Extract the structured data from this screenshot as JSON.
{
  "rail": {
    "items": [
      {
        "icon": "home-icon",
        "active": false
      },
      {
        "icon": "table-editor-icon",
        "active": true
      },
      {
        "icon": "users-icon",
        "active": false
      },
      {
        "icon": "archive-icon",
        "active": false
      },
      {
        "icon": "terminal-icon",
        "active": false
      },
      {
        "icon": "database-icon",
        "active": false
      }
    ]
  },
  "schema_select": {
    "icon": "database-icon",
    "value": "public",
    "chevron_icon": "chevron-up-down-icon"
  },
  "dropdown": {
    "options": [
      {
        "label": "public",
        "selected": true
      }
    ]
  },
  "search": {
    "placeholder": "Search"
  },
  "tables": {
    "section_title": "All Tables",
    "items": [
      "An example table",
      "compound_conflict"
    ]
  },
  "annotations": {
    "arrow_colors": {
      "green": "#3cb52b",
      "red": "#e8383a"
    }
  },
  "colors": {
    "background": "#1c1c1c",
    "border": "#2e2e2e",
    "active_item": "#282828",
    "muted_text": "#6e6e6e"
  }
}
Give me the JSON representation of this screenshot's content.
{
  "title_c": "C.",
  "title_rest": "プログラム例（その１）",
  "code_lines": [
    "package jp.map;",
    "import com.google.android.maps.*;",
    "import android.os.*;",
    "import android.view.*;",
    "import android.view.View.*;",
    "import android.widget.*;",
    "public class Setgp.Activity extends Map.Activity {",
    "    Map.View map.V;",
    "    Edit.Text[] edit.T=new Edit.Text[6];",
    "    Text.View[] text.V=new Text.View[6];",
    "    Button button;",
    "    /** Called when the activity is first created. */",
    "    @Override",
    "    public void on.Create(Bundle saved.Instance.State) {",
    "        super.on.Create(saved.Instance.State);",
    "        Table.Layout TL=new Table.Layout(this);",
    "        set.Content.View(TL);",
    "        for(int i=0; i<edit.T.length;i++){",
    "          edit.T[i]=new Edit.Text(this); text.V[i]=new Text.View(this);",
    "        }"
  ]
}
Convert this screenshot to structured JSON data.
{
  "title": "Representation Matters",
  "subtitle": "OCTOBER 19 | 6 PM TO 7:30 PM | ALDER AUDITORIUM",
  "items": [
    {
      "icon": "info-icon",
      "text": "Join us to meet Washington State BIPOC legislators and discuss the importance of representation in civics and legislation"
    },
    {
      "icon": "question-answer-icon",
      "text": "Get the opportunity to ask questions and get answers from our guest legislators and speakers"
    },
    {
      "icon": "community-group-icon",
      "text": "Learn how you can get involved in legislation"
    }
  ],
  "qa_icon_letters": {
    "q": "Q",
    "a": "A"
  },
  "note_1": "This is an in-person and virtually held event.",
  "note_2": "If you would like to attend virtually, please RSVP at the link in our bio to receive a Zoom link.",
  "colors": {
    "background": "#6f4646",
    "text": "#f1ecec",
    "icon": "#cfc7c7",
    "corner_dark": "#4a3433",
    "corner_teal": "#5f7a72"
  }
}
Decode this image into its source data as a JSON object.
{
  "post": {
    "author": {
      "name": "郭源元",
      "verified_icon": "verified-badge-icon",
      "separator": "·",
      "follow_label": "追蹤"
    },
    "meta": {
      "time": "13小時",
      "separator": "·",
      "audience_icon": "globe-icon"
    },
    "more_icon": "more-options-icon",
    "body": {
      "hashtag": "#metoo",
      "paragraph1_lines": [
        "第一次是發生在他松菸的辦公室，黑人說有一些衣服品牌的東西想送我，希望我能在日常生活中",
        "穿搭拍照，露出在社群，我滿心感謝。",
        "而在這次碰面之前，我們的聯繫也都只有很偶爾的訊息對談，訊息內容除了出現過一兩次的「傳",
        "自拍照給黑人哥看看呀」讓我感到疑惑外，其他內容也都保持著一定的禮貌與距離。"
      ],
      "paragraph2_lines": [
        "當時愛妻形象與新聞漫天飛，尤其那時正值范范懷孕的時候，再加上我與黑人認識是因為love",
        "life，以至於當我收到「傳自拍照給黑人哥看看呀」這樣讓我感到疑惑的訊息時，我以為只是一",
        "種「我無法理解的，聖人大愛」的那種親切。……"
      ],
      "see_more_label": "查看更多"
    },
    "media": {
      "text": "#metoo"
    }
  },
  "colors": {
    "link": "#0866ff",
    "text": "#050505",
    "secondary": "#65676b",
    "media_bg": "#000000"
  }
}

* * * *

Look for "Instance" and pull out every line that has it.

SOLUTION FOR THIS EXERCISE -
    "    public void on.Create(Bundle saved.Instance.State) {",
    "        super.on.Create(saved.Instance.State);",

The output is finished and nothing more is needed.